Exercise: Print all records exactly, leaving nothing out.

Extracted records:

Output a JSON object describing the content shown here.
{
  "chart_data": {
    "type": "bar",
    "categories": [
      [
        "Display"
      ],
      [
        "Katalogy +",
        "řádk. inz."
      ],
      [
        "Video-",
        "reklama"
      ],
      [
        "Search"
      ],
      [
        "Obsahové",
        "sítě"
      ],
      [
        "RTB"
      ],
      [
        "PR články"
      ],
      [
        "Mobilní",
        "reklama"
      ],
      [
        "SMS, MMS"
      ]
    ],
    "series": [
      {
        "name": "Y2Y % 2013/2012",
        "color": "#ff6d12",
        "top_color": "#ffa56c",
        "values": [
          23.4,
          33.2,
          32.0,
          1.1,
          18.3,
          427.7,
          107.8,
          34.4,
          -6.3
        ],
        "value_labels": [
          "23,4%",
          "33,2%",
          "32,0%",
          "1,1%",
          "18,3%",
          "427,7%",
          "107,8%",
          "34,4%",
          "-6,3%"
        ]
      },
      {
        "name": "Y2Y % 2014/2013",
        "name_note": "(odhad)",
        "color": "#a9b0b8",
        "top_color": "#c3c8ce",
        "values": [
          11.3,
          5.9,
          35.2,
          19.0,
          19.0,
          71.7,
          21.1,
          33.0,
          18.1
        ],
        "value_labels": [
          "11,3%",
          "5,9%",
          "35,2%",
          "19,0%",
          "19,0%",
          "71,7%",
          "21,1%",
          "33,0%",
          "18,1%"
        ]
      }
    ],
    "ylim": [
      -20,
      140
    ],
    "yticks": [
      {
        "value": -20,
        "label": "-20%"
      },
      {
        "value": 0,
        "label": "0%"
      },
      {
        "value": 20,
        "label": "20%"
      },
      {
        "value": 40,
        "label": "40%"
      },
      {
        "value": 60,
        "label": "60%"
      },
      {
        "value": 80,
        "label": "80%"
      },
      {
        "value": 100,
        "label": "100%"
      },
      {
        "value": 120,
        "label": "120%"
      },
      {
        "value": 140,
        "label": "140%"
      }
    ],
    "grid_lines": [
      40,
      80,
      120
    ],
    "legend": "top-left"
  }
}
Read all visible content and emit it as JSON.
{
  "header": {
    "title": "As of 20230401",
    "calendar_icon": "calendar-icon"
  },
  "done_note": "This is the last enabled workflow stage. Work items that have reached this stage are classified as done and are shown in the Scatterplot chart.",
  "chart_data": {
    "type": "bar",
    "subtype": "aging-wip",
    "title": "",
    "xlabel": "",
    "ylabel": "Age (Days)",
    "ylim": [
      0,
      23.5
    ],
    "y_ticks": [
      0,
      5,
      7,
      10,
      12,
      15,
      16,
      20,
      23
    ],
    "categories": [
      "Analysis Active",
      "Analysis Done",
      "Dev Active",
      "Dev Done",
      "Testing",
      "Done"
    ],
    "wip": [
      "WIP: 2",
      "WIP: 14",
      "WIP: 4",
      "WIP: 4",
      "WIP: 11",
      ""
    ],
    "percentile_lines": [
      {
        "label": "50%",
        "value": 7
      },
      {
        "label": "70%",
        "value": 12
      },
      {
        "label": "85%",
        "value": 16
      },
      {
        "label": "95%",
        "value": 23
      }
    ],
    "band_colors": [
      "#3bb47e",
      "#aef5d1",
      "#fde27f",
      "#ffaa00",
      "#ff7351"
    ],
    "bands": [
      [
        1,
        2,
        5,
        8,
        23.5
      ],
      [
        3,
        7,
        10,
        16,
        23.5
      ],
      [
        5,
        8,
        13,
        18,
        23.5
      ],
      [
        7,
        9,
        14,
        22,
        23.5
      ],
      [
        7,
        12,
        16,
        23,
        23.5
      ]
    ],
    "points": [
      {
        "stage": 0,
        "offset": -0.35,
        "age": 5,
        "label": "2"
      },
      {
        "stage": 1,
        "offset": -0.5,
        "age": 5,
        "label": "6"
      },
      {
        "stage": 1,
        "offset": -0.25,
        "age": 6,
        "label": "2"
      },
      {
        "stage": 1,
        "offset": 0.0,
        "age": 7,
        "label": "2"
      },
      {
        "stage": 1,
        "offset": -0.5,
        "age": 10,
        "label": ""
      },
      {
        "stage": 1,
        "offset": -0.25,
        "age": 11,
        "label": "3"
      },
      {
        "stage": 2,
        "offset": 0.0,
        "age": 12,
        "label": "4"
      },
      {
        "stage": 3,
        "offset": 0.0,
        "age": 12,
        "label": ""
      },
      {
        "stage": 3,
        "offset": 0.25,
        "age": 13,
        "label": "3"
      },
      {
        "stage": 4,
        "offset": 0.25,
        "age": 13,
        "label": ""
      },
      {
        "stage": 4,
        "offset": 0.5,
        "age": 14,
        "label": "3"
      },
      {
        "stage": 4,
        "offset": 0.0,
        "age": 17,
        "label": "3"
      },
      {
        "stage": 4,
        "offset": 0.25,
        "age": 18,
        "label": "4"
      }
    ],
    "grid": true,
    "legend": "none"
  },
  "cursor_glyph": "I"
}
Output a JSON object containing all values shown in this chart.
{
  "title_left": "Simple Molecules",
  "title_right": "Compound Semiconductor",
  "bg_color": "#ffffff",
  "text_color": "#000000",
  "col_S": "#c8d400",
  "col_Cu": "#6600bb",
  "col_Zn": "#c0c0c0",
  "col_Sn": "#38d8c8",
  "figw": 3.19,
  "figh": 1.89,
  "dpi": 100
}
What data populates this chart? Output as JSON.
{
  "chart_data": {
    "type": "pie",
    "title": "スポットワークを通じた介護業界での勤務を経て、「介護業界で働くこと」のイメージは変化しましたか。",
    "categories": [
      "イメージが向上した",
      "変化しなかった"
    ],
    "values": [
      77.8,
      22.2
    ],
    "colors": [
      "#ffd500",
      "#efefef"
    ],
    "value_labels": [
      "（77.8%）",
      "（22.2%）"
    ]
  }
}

Response to this task:
Output a JSON object describing the content shown here.
{
  "chart_data": {
    "type": "bar",
    "categories": [
      [
        "Display"
      ],
      [
        "Katalogy +",
        "řádk. inz."
      ],
      [
        "Video-",
        "reklama"
      ],
      [
        "Search"
      ],
      [
        "Obsahové",
        "sítě"
      ],
      [
        "RTB"
      ],
      [
        "PR články"
      ],
      [
        "Mobilní",
        "reklama"
      ],
      [
        "SMS, MMS"
      ]
    ],
    "series": [
      {
        "name": "Y2Y % 2013/2012",
        "color": "#ff6d12",
        "top_color": "#ffa56c",
        "values": [
          23.4,
          33.2,
          32.0,
          1.1,
          18.3,
          427.7,
          107.8,
          34.4,
          -6.3
        ],
        "value_labels": [
          "23,4%",
          "33,2%",
          "32,0%",
          "1,1%",
          "18,3%",
          "427,7%",
          "107,8%",
          "34,4%",
          "-6,3%"
        ]
      },
      {
        "name": "Y2Y % 2014/2013",
        "name_note": "(odhad)",
        "color": "#a9b0b8",
        "top_color": "#c3c8ce",
        "values": [
          11.3,
          5.9,
          35.2,
          19.0,
          19.0,
          71.7,
          21.1,
          33.0,
          18.1
        ],
        "value_labels": [
          "11,3%",
          "5,9%",
          "35,2%",
          "19,0%",
          "19,0%",
          "71,7%",
          "21,1%",
          "33,0%",
          "18,1%"
        ]
      }
    ],
    "ylim": [
      -20,
      140
    ],
    "yticks": [
      {
        "value": -20,
        "label": "-20%"
      },
      {
        "value": 0,
        "label": "0%"
      },
      {
        "value": 20,
        "label": "20%"
      },
      {
        "value": 40,
        "label": "40%"
      },
      {
        "value": 60,
        "label": "60%"
      },
      {
        "value": 80,
        "label": "80%"
      },
      {
        "value": 100,
        "label": "100%"
      },
      {
        "value": 120,
        "label": "120%"
      },
      {
        "value": 140,
        "label": "140%"
      }
    ],
    "grid_lines": [
      40,
      80,
      120
    ],
    "legend": "top-left"
  }
}
Read all visible content and emit it as JSON.
{
  "header": {
    "title": "As of 20230401",
    "calendar_icon": "calendar-icon"
  },
  "done_note": "This is the last enabled workflow stage. Work items that have reached this stage are classified as done and are shown in the Scatterplot chart.",
  "chart_data": {
    "type": "bar",
    "subtype": "aging-wip",
    "title": "",
    "xlabel": "",
    "ylabel": "Age (Days)",
    "ylim": [
      0,
      23.5
    ],
    "y_ticks": [
      0,
      5,
      7,
      10,
      12,
      15,
      16,
      20,
      23
    ],
    "categories": [
      "Analysis Active",
      "Analysis Done",
      "Dev Active",
      "Dev Done",
      "Testing",
      "Done"
    ],
    "wip": [
      "WIP: 2",
      "WIP: 14",
      "WIP: 4",
      "WIP: 4",
      "WIP: 11",
      ""
    ],
    "percentile_lines": [
      {
        "label": "50%",
        "value": 7
      },
      {
        "label": "70%",
        "value": 12
      },
      {
        "label": "85%",
        "value": 16
      },
      {
        "label": "95%",
        "value": 23
      }
    ],
    "band_colors": [
      "#3bb47e",
      "#aef5d1",
      "#fde27f",
      "#ffaa00",
      "#ff7351"
    ],
    "bands": [
      [
        1,
        2,
        5,
        8,
        23.5
      ],
      [
        3,
        7,
        10,
        16,
        23.5
      ],
      [
        5,
        8,
        13,
        18,
        23.5
      ],
      [
        7,
        9,
        14,
        22,
        23.5
      ],
      [
        7,
        12,
        16,
        23,
        23.5
      ]
    ],
    "points": [
      {
        "stage": 0,
        "offset": -0.35,
        "age": 5,
        "label": "2"
      },
      {
        "stage": 1,
        "offset": -0.5,
        "age": 5,
        "label": "6"
      },
      {
        "stage": 1,
        "offset": -0.25,
        "age": 6,
        "label": "2"
      },
      {
        "stage": 1,
        "offset": 0.0,
        "age": 7,
        "label": "2"
      },
      {
        "stage": 1,
        "offset": -0.5,
        "age": 10,
        "label": ""
      },
      {
        "stage": 1,
        "offset": -0.25,
        "age": 11,
        "label": "3"
      },
      {
        "stage": 2,
        "offset": 0.0,
        "age": 12,
        "label": "4"
      },
      {
        "stage": 3,
        "offset": 0.0,
        "age": 12,
        "label": ""
      },
      {
        "stage": 3,
        "offset": 0.25,
        "age": 13,
        "label": "3"
      },
      {
        "stage": 4,
        "offset": 0.25,
        "age": 13,
        "label": ""
      },
      {
        "stage": 4,
        "offset": 0.5,
        "age": 14,
        "label": "3"
      },
      {
        "stage": 4,
        "offset": 0.0,
        "age": 17,
        "label": "3"
      },
      {
        "stage": 4,
        "offset": 0.25,
        "age": 18,
        "label": "4"
      }
    ],
    "grid": true,
    "legend": "none"
  },
  "cursor_glyph": "I"
}
Output a JSON object containing all values shown in this chart.
{
  "title_left": "Simple Molecules",
  "title_right": "Compound Semiconductor",
  "bg_color": "#ffffff",
  "text_color": "#000000",
  "col_S": "#c8d400",
  "col_Cu": "#6600bb",
  "col_Zn": "#c0c0c0",
  "col_Sn": "#38d8c8",
  "figw": 3.19,
  "figh": 1.89,
  "dpi": 100
}
What data populates this chart? Output as JSON.
{
  "chart_data": {
    "type": "pie",
    "title": "スポットワークを通じた介護業界での勤務を経て、「介護業界で働くこと」のイメージは変化しましたか。",
    "categories": [
      "イメージが向上した",
      "変化しなかった"
    ],
    "values": [
      77.8,
      22.2
    ],
    "colors": [
      "#ffd500",
      "#efefef"
    ],
    "value_labels": [
      "（77.8%）",
      "（22.2%）"
    ]
  }
}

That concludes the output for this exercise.